::: Provided records

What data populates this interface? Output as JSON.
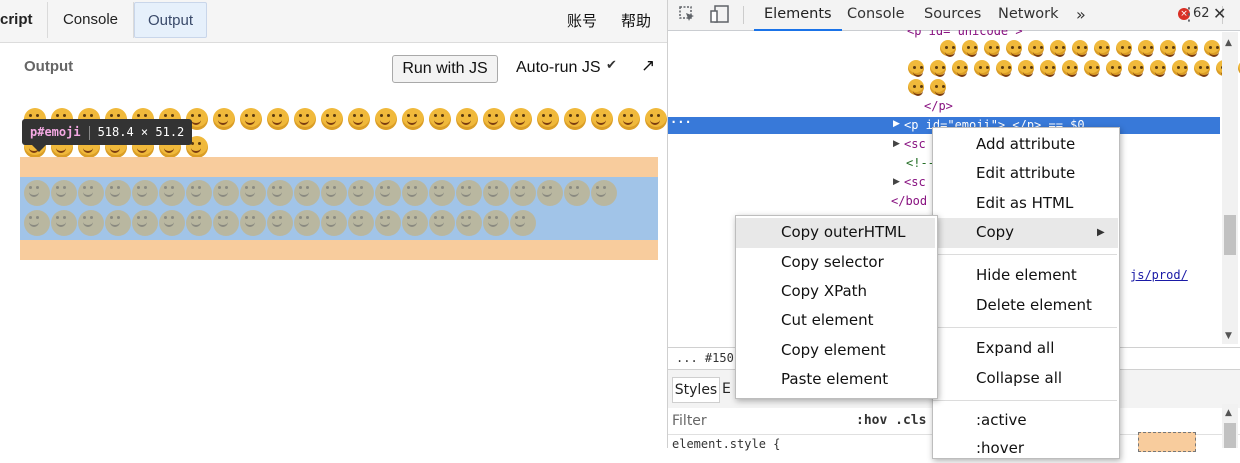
{
  "left_pane": {
    "tabs": [
      "cript",
      "Console",
      "Output"
    ],
    "right_links": [
      "账号",
      "帮助"
    ],
    "output_label": "Output",
    "run_button": "Run with JS",
    "autorun_label": "Auto-run JS",
    "autorun_checked": "✔",
    "popout_icon": "↗",
    "tooltip": {
      "tag": "p#emoji",
      "size": "518.4 × 51.2"
    }
  },
  "devtools": {
    "tabs": [
      "Elements",
      "Console",
      "Sources",
      "Network"
    ],
    "more_tabs": "»",
    "error_count": "62",
    "error_icon": "×",
    "menu_icon": "⋮",
    "close_icon": "✕",
    "code": {
      "line1": "<p id=\"unicode\">",
      "line_close_p": "</p>",
      "selected": "<p id=\"emoji\">…</p> == $0",
      "sc1": "<sc",
      "comment": "<!--",
      "sc2": "<sc",
      "bod": "</bod",
      "link": "js/prod/"
    },
    "breadcrumb": "...   #150",
    "styles_tab": "Styles",
    "styles_tab_b": "E",
    "filter_placeholder": "Filter",
    "hov": ":hov  .cls",
    "element_style": "element.style {"
  },
  "context_menu": {
    "items": [
      "Add attribute",
      "Edit attribute",
      "Edit as HTML",
      "Copy",
      "Hide element",
      "Delete element",
      "Expand all",
      "Collapse all",
      ":active",
      ":hover"
    ],
    "submenu_arrow": "▶"
  },
  "copy_submenu": {
    "items": [
      "Copy outerHTML",
      "Copy selector",
      "Copy XPath",
      "Cut element",
      "Copy element",
      "Paste element"
    ]
  }
}
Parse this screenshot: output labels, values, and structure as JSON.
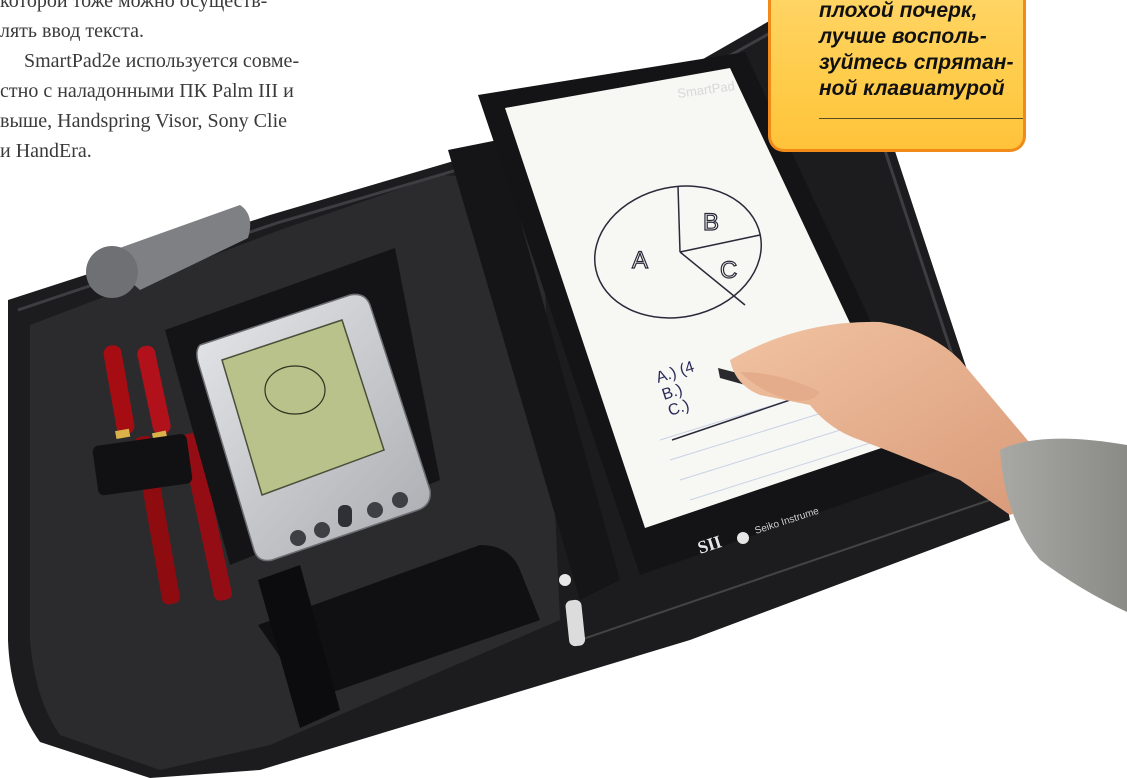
{
  "article": {
    "lines": [
      "которой тоже можно осуществ-",
      "лять ввод текста.",
      "SmartPad2e используется совме-",
      "стно с наладонными ПК Palm III и",
      "выше, Handspring Visor, Sony Clie",
      "и HandEra."
    ]
  },
  "callout": {
    "lines": [
      "плохой почерк,",
      "лучше восполь-",
      "зуйтесь спрятан-",
      "ной клавиатурой"
    ]
  },
  "photo": {
    "pad_brand": "SmartPad",
    "sii_brand": "SII",
    "seiko_brand": "Seiko Instrume",
    "sketch_labels": [
      "A",
      "B",
      "C"
    ],
    "sketch_answers": [
      "A.) (4",
      "B.)",
      "C.)"
    ],
    "colors": {
      "folio": "#1c1c1e",
      "paper": "#f7f7f4",
      "pen_red": "#a50d12",
      "pen_gold": "#d9b24a",
      "callout_fill": "#ffcc4a",
      "callout_border": "#f28a1a"
    }
  }
}
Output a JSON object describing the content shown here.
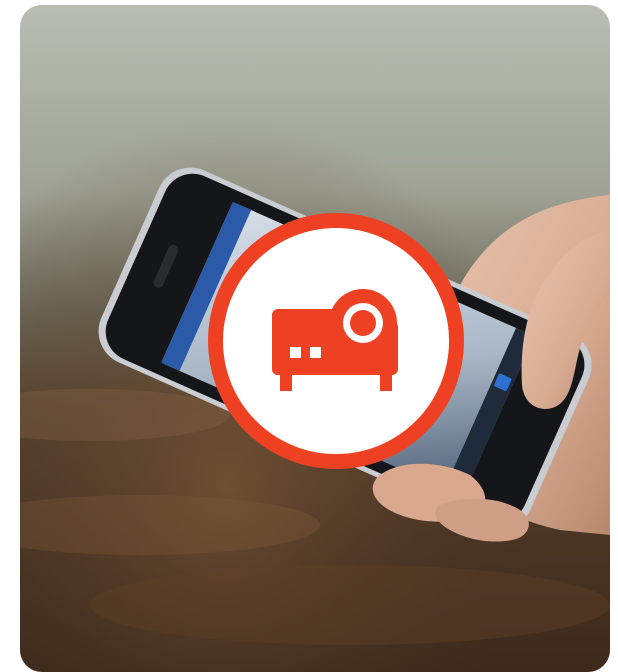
{
  "media": {
    "photo_icon": "phone-in-hand-photo",
    "badge_icon": "projector-icon"
  },
  "colors": {
    "accent": "#ee4123",
    "badge_fill": "#ffffff"
  }
}
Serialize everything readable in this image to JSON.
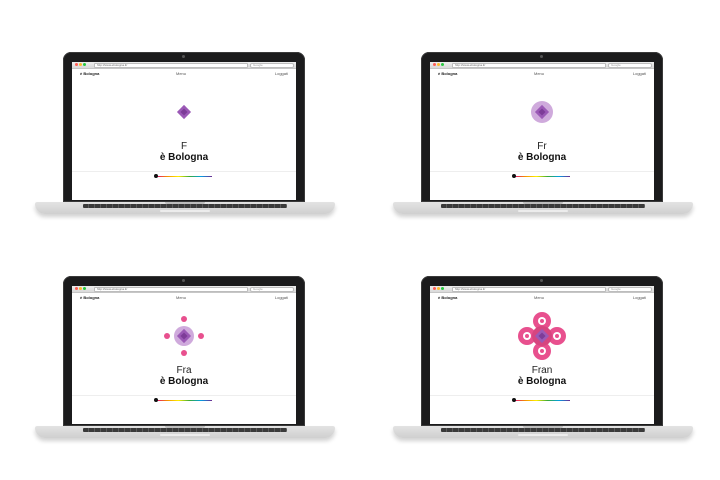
{
  "browser": {
    "url": "http://www.ebologna.it/",
    "search_placeholder": "Google"
  },
  "site": {
    "brand": "è Bologna",
    "menu_label": "Menu",
    "login_label": "Loggati",
    "headline": "è Bologna"
  },
  "frames": [
    {
      "typed_text": "F",
      "stage": 1
    },
    {
      "typed_text": "Fr",
      "stage": 2
    },
    {
      "typed_text": "Fra",
      "stage": 3
    },
    {
      "typed_text": "Fran",
      "stage": 4
    }
  ],
  "colors": {
    "diamond": "#9b59b6",
    "halo": "#c79bd6",
    "accent": "#e8508e",
    "slider_knob": "#111111"
  }
}
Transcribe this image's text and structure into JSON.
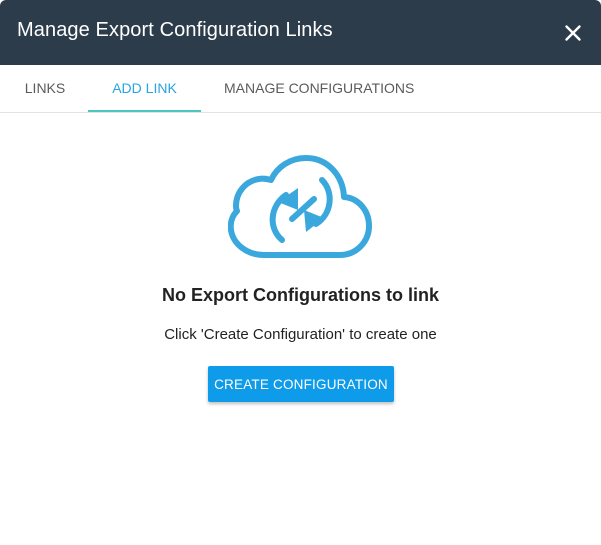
{
  "dialog": {
    "title": "Manage Export Configuration Links",
    "close_icon": "close-icon",
    "header_color": "#2d3c4b"
  },
  "tabs": [
    {
      "label": "LINKS",
      "active": false
    },
    {
      "label": "ADD LINK",
      "active": true
    },
    {
      "label": "MANAGE CONFIGURATIONS",
      "active": false
    }
  ],
  "empty_state": {
    "icon": "cloud-sync-icon",
    "heading": "No Export Configurations to link",
    "message": "Click 'Create Configuration' to create one",
    "button_label": "CREATE CONFIGURATION"
  },
  "colors": {
    "accent": "#0e9bea",
    "active_tab_text": "#2aa3e0",
    "active_tab_underline": "#4cc6c1",
    "icon_blue": "#3aa8dc"
  }
}
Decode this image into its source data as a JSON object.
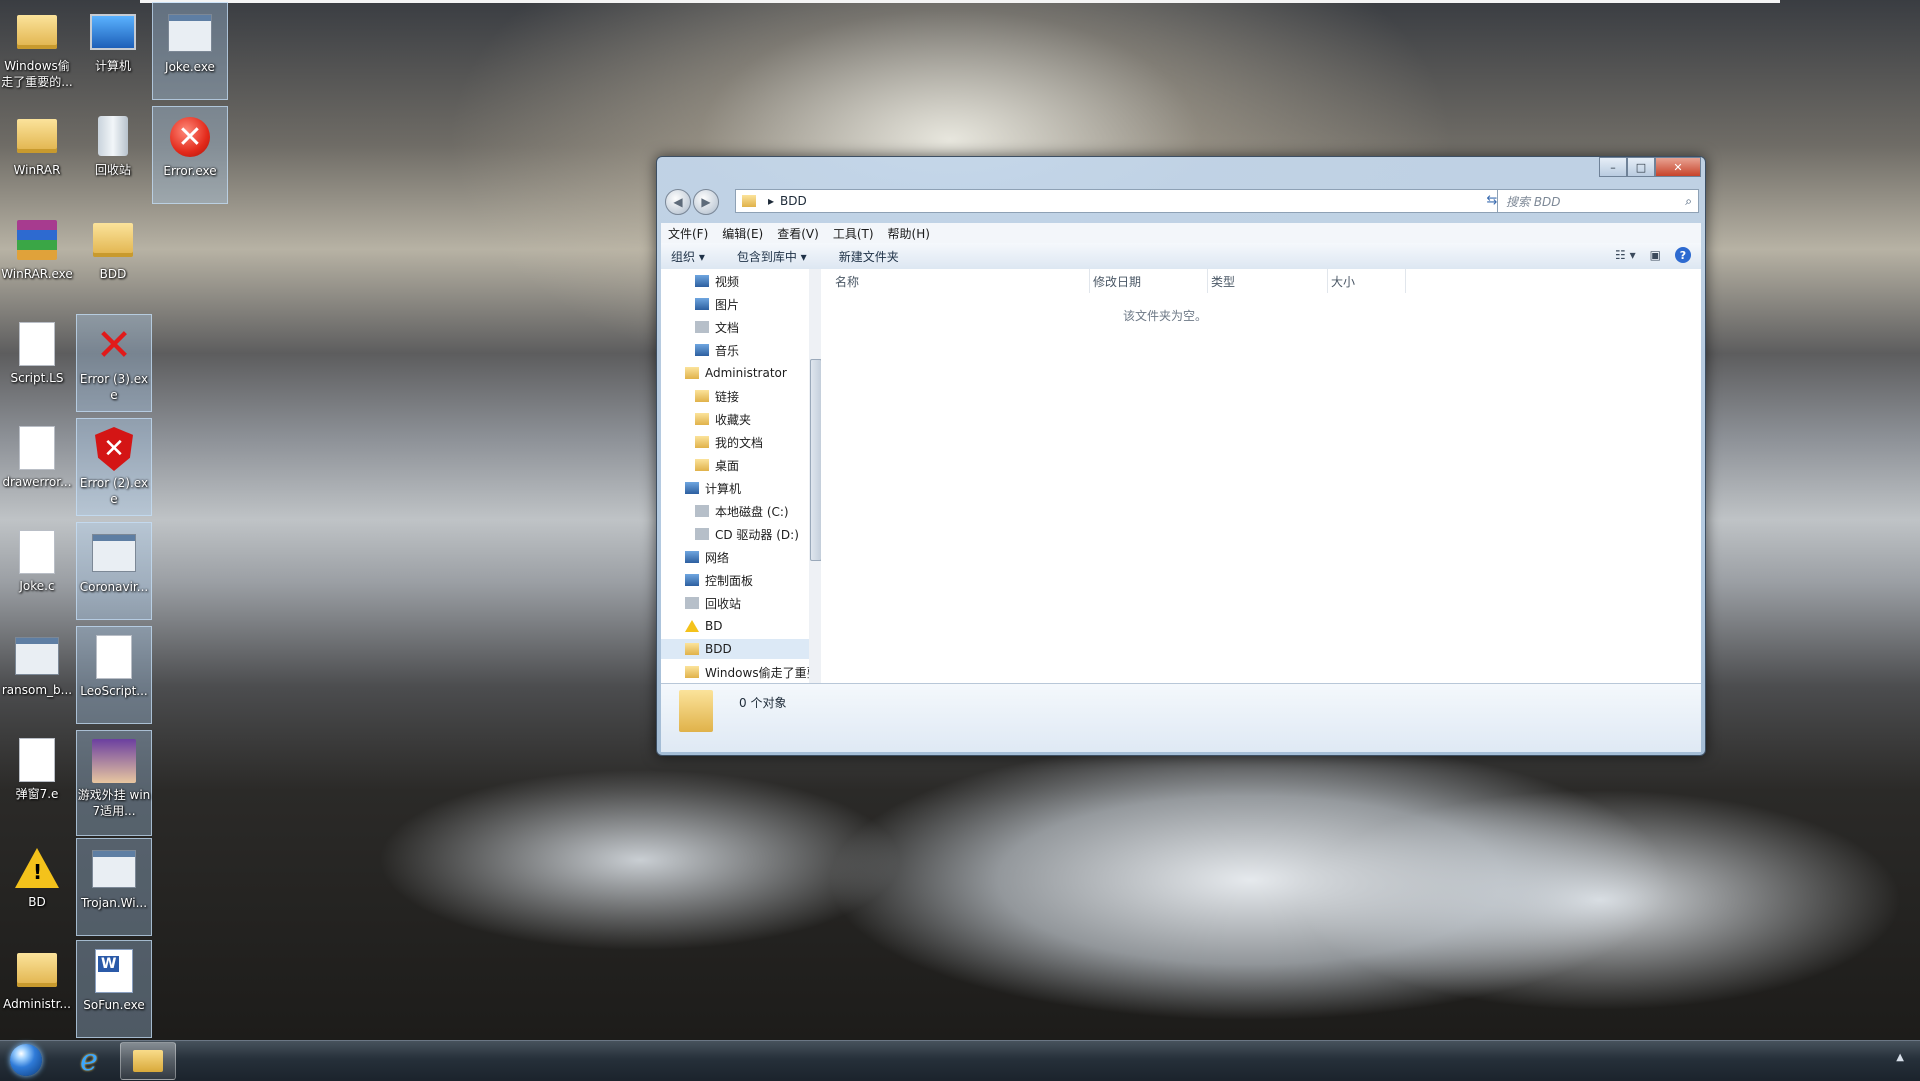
{
  "desktop": {
    "icons": [
      {
        "label": "Windows偷走了重要的...",
        "kind": "folder"
      },
      {
        "label": "计算机",
        "kind": "computer"
      },
      {
        "label": "Joke.exe",
        "kind": "exe"
      },
      {
        "label": "WinRAR",
        "kind": "folder"
      },
      {
        "label": "回收站",
        "kind": "recycle-bin"
      },
      {
        "label": "Error.exe",
        "kind": "error"
      },
      {
        "label": "WinRAR.exe",
        "kind": "winrar"
      },
      {
        "label": "BDD",
        "kind": "folder"
      },
      {
        "label": "Script.LS",
        "kind": "document"
      },
      {
        "label": "Error (3).exe",
        "kind": "error-x"
      },
      {
        "label": "drawerror...",
        "kind": "document"
      },
      {
        "label": "Error (2).exe",
        "kind": "error-shield"
      },
      {
        "label": "Joke.c",
        "kind": "document"
      },
      {
        "label": "Coronavir...",
        "kind": "exe"
      },
      {
        "label": "ransom_b...",
        "kind": "exe"
      },
      {
        "label": "LeoScript...",
        "kind": "document"
      },
      {
        "label": "弹窗7.e",
        "kind": "document"
      },
      {
        "label": "游戏外挂 win7适用...",
        "kind": "anime"
      },
      {
        "label": "BD",
        "kind": "warning"
      },
      {
        "label": "Trojan.Wi...",
        "kind": "exe"
      },
      {
        "label": "Administr...",
        "kind": "folder"
      },
      {
        "label": "SoFun.exe",
        "kind": "word"
      }
    ]
  },
  "window": {
    "controls": {
      "minimize": "–",
      "maximize": "□",
      "close": "✕"
    },
    "nav": {
      "back": "◀",
      "forward": "▶"
    },
    "address": {
      "breadcrumb_sep": "▸",
      "path": "BDD",
      "dropdown": "▾",
      "refresh": "⇆"
    },
    "search": {
      "placeholder": "搜索 BDD",
      "icon": "⌕"
    },
    "menu": [
      "文件(F)",
      "编辑(E)",
      "查看(V)",
      "工具(T)",
      "帮助(H)"
    ],
    "toolbar": {
      "organize": "组织 ▾",
      "include_library": "包含到库中 ▾",
      "new_folder": "新建文件夹",
      "view_icon": "☷ ▾",
      "pane_icon": "▣",
      "help": "?"
    },
    "nav_pane": [
      {
        "label": "视频",
        "icon": "b"
      },
      {
        "label": "图片",
        "icon": "b"
      },
      {
        "label": "文档",
        "icon": "g"
      },
      {
        "label": "音乐",
        "icon": "b"
      },
      {
        "label": "Administrator",
        "icon": "f"
      },
      {
        "label": "链接",
        "icon": "f"
      },
      {
        "label": "收藏夹",
        "icon": "f"
      },
      {
        "label": "我的文档",
        "icon": "f"
      },
      {
        "label": "桌面",
        "icon": "f"
      },
      {
        "label": "计算机",
        "icon": "b"
      },
      {
        "label": "本地磁盘 (C:)",
        "icon": "g"
      },
      {
        "label": "CD 驱动器 (D:)",
        "icon": "g"
      },
      {
        "label": "网络",
        "icon": "b"
      },
      {
        "label": "控制面板",
        "icon": "b"
      },
      {
        "label": "回收站",
        "icon": "g"
      },
      {
        "label": "BD",
        "icon": "w"
      },
      {
        "label": "BDD",
        "icon": "f"
      },
      {
        "label": "Windows偷走了重要",
        "icon": "f"
      }
    ],
    "columns": [
      "名称",
      "修改日期",
      "类型",
      "大小"
    ],
    "empty_message": "该文件夹为空。",
    "status_count": "0 个对象"
  },
  "taskbar": {
    "tray_arrow": "▲"
  }
}
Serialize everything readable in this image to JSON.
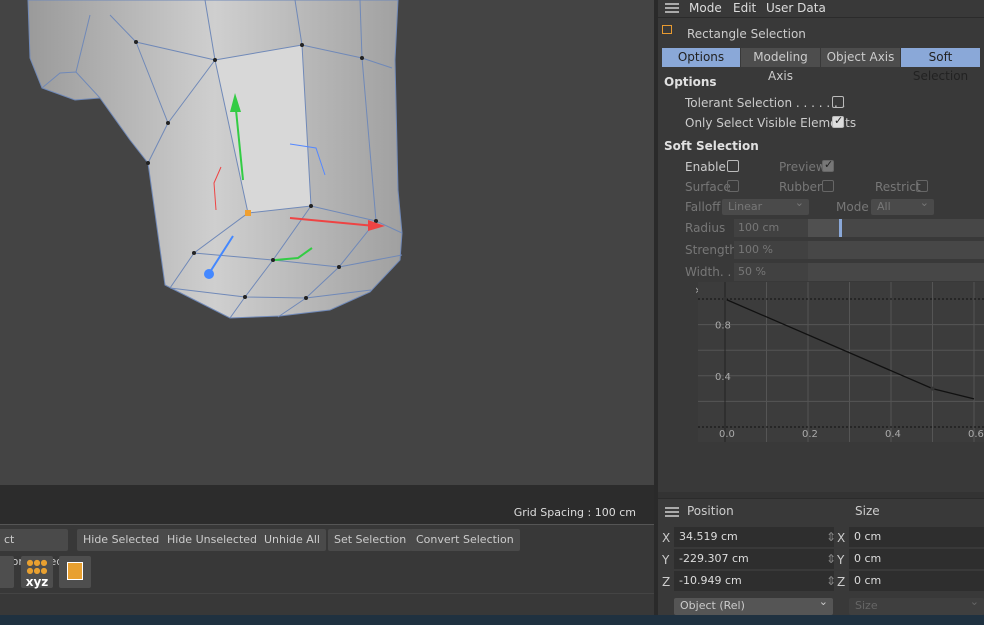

::::::

Set problem: What is the number of lines in the listing that contain the string "data"? Reply with that number alone.

Final result: 2